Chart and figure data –
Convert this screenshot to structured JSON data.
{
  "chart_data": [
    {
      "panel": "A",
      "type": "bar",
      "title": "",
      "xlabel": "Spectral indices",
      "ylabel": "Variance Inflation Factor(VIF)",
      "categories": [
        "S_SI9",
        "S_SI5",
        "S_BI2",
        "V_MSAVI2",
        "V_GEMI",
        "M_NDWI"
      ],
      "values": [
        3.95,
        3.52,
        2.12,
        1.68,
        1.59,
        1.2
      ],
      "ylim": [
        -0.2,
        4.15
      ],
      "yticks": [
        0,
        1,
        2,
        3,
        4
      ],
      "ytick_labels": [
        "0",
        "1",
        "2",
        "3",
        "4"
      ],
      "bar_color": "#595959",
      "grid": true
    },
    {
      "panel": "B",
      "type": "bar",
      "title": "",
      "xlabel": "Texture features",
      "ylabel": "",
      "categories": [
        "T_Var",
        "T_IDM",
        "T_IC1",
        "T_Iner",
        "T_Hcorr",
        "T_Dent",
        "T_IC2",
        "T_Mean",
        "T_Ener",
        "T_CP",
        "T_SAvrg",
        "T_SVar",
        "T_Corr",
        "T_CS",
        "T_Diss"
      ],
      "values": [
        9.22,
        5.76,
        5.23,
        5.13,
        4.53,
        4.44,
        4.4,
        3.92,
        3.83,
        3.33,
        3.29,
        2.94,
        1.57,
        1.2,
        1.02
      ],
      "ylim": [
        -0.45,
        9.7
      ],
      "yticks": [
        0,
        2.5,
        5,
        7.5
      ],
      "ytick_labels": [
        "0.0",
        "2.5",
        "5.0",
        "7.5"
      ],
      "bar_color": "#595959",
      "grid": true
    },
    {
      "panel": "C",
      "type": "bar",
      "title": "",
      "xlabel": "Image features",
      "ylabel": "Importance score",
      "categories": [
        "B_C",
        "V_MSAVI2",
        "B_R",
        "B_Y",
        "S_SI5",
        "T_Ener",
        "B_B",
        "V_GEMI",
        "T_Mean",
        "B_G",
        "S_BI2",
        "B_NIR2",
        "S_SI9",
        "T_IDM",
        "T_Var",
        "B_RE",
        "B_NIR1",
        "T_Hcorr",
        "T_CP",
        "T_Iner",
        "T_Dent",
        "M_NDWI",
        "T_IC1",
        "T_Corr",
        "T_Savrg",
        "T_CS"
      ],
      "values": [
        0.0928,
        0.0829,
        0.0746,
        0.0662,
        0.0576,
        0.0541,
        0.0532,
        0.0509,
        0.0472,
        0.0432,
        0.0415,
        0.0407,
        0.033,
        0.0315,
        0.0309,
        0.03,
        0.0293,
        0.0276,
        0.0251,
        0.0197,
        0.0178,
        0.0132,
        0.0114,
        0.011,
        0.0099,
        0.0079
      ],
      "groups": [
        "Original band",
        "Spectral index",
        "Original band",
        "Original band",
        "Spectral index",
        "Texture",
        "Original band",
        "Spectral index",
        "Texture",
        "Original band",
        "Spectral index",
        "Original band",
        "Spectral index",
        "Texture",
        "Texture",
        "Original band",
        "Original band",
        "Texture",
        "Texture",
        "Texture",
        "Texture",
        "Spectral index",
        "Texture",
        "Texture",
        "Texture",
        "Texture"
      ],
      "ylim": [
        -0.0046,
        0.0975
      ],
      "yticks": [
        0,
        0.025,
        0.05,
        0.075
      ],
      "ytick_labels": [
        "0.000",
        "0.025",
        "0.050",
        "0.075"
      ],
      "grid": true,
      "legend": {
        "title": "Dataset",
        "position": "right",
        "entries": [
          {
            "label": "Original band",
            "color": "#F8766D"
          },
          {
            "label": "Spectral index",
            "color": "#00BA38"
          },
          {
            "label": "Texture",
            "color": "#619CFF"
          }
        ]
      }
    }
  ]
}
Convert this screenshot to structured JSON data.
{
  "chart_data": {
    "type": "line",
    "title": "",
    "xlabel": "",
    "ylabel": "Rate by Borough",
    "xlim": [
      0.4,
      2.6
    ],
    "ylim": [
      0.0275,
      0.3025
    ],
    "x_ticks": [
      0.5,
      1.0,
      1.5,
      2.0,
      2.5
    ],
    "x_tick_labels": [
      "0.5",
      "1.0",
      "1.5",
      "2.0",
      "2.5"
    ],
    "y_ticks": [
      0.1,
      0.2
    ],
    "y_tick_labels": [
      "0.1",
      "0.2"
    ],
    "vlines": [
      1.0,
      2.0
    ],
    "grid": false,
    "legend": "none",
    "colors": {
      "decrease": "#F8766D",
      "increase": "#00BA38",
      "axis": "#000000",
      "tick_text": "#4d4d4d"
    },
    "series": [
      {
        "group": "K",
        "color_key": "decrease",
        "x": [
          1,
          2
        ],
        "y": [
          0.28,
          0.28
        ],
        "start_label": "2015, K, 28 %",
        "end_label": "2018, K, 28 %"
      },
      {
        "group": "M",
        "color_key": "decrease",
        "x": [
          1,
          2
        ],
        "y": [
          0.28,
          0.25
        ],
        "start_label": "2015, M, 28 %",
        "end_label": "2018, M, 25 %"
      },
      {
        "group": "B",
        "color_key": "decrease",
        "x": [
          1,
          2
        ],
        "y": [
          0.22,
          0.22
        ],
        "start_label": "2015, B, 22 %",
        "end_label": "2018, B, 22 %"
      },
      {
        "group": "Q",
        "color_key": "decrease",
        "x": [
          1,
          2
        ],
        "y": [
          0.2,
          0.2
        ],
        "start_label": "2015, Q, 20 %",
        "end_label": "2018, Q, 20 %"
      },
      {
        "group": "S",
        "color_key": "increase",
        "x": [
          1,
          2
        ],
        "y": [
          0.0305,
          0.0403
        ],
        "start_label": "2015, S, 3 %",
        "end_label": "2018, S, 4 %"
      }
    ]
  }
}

Stated exercise – The records above should be restated word for word, please.

Written response –
Convert this screenshot to structured JSON data.
{
  "chart_data": [
    {
      "panel": "A",
      "type": "bar",
      "title": "",
      "xlabel": "Spectral indices",
      "ylabel": "Variance Inflation Factor(VIF)",
      "categories": [
        "S_SI9",
        "S_SI5",
        "S_BI2",
        "V_MSAVI2",
        "V_GEMI",
        "M_NDWI"
      ],
      "values": [
        3.95,
        3.52,
        2.12,
        1.68,
        1.59,
        1.2
      ],
      "ylim": [
        -0.2,
        4.15
      ],
      "yticks": [
        0,
        1,
        2,
        3,
        4
      ],
      "ytick_labels": [
        "0",
        "1",
        "2",
        "3",
        "4"
      ],
      "bar_color": "#595959",
      "grid": true
    },
    {
      "panel": "B",
      "type": "bar",
      "title": "",
      "xlabel": "Texture features",
      "ylabel": "",
      "categories": [
        "T_Var",
        "T_IDM",
        "T_IC1",
        "T_Iner",
        "T_Hcorr",
        "T_Dent",
        "T_IC2",
        "T_Mean",
        "T_Ener",
        "T_CP",
        "T_SAvrg",
        "T_SVar",
        "T_Corr",
        "T_CS",
        "T_Diss"
      ],
      "values": [
        9.22,
        5.76,
        5.23,
        5.13,
        4.53,
        4.44,
        4.4,
        3.92,
        3.83,
        3.33,
        3.29,
        2.94,
        1.57,
        1.2,
        1.02
      ],
      "ylim": [
        -0.45,
        9.7
      ],
      "yticks": [
        0,
        2.5,
        5,
        7.5
      ],
      "ytick_labels": [
        "0.0",
        "2.5",
        "5.0",
        "7.5"
      ],
      "bar_color": "#595959",
      "grid": true
    },
    {
      "panel": "C",
      "type": "bar",
      "title": "",
      "xlabel": "Image features",
      "ylabel": "Importance score",
      "categories": [
        "B_C",
        "V_MSAVI2",
        "B_R",
        "B_Y",
        "S_SI5",
        "T_Ener",
        "B_B",
        "V_GEMI",
        "T_Mean",
        "B_G",
        "S_BI2",
        "B_NIR2",
        "S_SI9",
        "T_IDM",
        "T_Var",
        "B_RE",
        "B_NIR1",
        "T_Hcorr",
        "T_CP",
        "T_Iner",
        "T_Dent",
        "M_NDWI",
        "T_IC1",
        "T_Corr",
        "T_Savrg",
        "T_CS"
      ],
      "values": [
        0.0928,
        0.0829,
        0.0746,
        0.0662,
        0.0576,
        0.0541,
        0.0532,
        0.0509,
        0.0472,
        0.0432,
        0.0415,
        0.0407,
        0.033,
        0.0315,
        0.0309,
        0.03,
        0.0293,
        0.0276,
        0.0251,
        0.0197,
        0.0178,
        0.0132,
        0.0114,
        0.011,
        0.0099,
        0.0079
      ],
      "groups": [
        "Original band",
        "Spectral index",
        "Original band",
        "Original band",
        "Spectral index",
        "Texture",
        "Original band",
        "Spectral index",
        "Texture",
        "Original band",
        "Spectral index",
        "Original band",
        "Spectral index",
        "Texture",
        "Texture",
        "Original band",
        "Original band",
        "Texture",
        "Texture",
        "Texture",
        "Texture",
        "Spectral index",
        "Texture",
        "Texture",
        "Texture",
        "Texture"
      ],
      "ylim": [
        -0.0046,
        0.0975
      ],
      "yticks": [
        0,
        0.025,
        0.05,
        0.075
      ],
      "ytick_labels": [
        "0.000",
        "0.025",
        "0.050",
        "0.075"
      ],
      "grid": true,
      "legend": {
        "title": "Dataset",
        "position": "right",
        "entries": [
          {
            "label": "Original band",
            "color": "#F8766D"
          },
          {
            "label": "Spectral index",
            "color": "#00BA38"
          },
          {
            "label": "Texture",
            "color": "#619CFF"
          }
        ]
      }
    }
  ]
}
Convert this screenshot to structured JSON data.
{
  "chart_data": {
    "type": "line",
    "title": "",
    "xlabel": "",
    "ylabel": "Rate by Borough",
    "xlim": [
      0.4,
      2.6
    ],
    "ylim": [
      0.0275,
      0.3025
    ],
    "x_ticks": [
      0.5,
      1.0,
      1.5,
      2.0,
      2.5
    ],
    "x_tick_labels": [
      "0.5",
      "1.0",
      "1.5",
      "2.0",
      "2.5"
    ],
    "y_ticks": [
      0.1,
      0.2
    ],
    "y_tick_labels": [
      "0.1",
      "0.2"
    ],
    "vlines": [
      1.0,
      2.0
    ],
    "grid": false,
    "legend": "none",
    "colors": {
      "decrease": "#F8766D",
      "increase": "#00BA38",
      "axis": "#000000",
      "tick_text": "#4d4d4d"
    },
    "series": [
      {
        "group": "K",
        "color_key": "decrease",
        "x": [
          1,
          2
        ],
        "y": [
          0.28,
          0.28
        ],
        "start_label": "2015, K, 28 %",
        "end_label": "2018, K, 28 %"
      },
      {
        "group": "M",
        "color_key": "decrease",
        "x": [
          1,
          2
        ],
        "y": [
          0.28,
          0.25
        ],
        "start_label": "2015, M, 28 %",
        "end_label": "2018, M, 25 %"
      },
      {
        "group": "B",
        "color_key": "decrease",
        "x": [
          1,
          2
        ],
        "y": [
          0.22,
          0.22
        ],
        "start_label": "2015, B, 22 %",
        "end_label": "2018, B, 22 %"
      },
      {
        "group": "Q",
        "color_key": "decrease",
        "x": [
          1,
          2
        ],
        "y": [
          0.2,
          0.2
        ],
        "start_label": "2015, Q, 20 %",
        "end_label": "2018, Q, 20 %"
      },
      {
        "group": "S",
        "color_key": "increase",
        "x": [
          1,
          2
        ],
        "y": [
          0.0305,
          0.0403
        ],
        "start_label": "2015, S, 3 %",
        "end_label": "2018, S, 4 %"
      }
    ]
  }
}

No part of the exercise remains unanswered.